:: TASK ::
Could you copy every line from the material below in which "Preghiera" appears?

▼

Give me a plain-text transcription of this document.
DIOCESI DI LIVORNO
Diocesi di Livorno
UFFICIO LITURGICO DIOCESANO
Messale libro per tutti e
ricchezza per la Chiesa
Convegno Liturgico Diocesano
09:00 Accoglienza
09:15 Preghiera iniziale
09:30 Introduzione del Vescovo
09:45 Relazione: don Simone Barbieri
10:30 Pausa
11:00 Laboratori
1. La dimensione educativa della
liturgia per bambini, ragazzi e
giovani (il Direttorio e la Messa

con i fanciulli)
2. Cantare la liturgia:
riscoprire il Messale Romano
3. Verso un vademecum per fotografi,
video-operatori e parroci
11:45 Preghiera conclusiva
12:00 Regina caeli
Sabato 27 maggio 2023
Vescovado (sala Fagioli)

▲

:: SOLUTION FOR THIS EXERCISE ::
09:15 Preghiera iniziale
11:45 Preghiera conclusiva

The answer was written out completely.